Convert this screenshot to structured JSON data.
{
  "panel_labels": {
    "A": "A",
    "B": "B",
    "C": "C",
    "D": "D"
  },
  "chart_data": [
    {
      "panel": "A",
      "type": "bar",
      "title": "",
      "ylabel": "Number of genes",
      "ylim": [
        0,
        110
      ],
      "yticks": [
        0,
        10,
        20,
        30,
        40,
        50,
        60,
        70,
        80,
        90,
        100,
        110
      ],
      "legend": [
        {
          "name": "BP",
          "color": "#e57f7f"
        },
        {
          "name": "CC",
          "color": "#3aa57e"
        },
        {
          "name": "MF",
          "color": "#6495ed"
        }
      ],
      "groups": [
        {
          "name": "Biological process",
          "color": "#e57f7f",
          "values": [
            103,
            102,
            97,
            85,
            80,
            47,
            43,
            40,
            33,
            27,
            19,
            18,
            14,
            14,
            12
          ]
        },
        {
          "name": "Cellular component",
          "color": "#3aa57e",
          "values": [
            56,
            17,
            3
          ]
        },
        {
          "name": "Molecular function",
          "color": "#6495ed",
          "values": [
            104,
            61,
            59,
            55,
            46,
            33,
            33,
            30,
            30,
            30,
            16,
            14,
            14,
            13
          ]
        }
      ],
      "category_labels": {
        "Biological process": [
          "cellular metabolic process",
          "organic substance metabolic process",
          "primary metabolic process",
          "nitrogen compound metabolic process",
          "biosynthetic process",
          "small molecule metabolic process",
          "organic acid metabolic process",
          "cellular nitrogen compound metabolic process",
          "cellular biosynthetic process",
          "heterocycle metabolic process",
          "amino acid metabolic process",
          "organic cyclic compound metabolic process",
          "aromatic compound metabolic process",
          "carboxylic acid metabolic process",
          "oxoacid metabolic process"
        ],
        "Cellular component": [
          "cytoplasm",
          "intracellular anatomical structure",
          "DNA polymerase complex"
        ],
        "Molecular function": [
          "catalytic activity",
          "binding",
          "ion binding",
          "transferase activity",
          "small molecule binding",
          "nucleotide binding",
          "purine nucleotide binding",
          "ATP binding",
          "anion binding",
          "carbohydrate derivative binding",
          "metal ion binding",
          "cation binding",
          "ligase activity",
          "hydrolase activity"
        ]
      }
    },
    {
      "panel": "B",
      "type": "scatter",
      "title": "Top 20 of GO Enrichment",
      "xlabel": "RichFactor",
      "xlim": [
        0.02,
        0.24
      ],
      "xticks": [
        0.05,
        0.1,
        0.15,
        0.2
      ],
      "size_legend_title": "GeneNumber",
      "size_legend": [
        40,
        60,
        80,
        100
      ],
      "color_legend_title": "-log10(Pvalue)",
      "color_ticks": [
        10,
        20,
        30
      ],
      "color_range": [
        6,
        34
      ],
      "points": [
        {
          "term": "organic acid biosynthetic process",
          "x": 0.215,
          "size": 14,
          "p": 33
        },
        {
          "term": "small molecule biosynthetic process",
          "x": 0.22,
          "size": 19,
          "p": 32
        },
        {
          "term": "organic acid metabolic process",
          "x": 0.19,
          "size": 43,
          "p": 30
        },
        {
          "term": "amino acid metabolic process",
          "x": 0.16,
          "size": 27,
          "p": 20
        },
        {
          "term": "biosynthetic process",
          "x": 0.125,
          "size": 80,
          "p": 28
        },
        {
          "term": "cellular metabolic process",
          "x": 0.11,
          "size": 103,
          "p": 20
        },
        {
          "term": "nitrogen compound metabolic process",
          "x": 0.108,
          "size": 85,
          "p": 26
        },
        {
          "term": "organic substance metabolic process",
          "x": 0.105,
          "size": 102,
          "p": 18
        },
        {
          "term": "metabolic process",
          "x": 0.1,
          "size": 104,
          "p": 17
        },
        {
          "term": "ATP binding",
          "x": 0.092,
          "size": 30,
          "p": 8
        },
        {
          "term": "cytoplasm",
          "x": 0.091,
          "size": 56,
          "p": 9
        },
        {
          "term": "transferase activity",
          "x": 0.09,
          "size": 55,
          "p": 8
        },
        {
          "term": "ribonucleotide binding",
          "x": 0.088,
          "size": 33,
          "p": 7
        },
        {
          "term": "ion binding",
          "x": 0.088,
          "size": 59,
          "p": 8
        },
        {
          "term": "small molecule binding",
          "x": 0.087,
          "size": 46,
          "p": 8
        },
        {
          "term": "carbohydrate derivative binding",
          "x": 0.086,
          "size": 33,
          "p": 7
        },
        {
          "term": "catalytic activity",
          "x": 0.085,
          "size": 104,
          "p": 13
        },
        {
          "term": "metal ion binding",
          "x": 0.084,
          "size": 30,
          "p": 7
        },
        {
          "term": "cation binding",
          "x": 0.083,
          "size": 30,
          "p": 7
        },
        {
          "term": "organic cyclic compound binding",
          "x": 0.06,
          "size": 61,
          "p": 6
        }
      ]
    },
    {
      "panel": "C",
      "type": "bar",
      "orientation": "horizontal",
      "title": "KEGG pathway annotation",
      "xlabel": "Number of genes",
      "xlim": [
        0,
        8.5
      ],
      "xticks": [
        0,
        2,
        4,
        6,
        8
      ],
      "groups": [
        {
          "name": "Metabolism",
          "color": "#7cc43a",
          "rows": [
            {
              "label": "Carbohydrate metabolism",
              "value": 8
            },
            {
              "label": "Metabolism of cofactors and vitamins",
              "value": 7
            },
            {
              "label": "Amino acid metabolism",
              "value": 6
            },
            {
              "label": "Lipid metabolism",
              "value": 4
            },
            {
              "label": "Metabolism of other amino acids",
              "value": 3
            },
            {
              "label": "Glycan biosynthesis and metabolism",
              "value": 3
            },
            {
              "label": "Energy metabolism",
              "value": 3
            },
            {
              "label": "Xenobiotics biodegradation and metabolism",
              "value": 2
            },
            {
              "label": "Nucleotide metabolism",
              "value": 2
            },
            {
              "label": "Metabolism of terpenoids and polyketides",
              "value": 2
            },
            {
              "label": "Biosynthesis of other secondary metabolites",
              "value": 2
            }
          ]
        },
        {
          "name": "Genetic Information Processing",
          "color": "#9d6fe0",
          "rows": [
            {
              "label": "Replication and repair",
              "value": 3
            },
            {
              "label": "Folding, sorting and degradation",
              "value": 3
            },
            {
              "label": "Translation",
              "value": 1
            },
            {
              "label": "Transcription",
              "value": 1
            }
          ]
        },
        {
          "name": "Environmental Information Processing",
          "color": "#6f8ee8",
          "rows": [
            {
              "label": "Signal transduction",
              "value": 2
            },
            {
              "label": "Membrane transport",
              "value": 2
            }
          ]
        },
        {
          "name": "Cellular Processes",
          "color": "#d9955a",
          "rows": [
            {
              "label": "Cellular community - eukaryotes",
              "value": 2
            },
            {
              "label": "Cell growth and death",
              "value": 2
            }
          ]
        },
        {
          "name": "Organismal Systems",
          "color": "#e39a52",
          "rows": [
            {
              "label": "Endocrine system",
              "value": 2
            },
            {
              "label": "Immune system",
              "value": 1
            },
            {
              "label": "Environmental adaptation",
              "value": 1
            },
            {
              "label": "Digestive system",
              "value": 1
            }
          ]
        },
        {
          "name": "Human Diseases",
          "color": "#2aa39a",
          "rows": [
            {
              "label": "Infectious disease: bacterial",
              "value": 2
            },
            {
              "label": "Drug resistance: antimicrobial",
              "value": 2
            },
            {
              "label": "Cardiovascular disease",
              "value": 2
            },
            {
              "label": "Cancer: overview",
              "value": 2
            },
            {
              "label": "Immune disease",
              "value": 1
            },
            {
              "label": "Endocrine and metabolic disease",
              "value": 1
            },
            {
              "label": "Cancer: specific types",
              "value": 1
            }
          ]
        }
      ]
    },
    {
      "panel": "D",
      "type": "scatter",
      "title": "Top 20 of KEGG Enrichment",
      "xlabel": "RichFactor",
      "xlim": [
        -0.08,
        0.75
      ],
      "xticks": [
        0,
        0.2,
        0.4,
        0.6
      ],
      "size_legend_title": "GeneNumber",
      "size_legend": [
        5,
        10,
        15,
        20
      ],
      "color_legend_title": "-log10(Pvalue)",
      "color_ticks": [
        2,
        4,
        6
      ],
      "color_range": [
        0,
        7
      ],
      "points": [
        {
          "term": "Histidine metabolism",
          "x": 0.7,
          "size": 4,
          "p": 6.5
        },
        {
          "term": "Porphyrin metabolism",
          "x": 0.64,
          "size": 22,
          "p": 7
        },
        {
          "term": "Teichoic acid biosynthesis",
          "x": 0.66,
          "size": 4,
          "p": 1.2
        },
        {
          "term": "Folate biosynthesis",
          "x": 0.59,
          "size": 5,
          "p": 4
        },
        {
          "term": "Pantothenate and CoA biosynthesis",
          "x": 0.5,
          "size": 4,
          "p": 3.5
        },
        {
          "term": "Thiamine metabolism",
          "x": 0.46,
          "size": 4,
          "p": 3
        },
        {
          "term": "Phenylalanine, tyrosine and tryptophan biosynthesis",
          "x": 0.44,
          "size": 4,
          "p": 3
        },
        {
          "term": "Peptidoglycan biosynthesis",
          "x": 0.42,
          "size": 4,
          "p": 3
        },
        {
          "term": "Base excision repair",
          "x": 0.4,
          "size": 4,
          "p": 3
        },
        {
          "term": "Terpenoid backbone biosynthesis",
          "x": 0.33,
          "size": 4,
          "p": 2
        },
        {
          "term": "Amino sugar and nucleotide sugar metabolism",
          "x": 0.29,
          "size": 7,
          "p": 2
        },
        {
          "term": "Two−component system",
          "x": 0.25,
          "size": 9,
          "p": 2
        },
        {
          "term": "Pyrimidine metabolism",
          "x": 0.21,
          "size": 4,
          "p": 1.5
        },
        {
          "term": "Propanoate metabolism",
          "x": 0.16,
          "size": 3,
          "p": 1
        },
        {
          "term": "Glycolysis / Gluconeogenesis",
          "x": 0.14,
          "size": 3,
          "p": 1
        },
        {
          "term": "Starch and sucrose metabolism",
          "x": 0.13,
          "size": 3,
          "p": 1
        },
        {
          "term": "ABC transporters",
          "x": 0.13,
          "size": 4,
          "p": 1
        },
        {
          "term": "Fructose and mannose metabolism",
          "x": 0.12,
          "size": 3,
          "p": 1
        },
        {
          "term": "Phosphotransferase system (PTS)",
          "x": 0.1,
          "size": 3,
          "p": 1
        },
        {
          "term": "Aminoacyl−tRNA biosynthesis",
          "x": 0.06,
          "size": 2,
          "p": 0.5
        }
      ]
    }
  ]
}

════════════════════

_Task requirements_: Going through the listing above, copy out every line that has the string "derivative".

_Answer below_:
          "carbohydrate derivative binding",
          "term": "carbohydrate derivative binding",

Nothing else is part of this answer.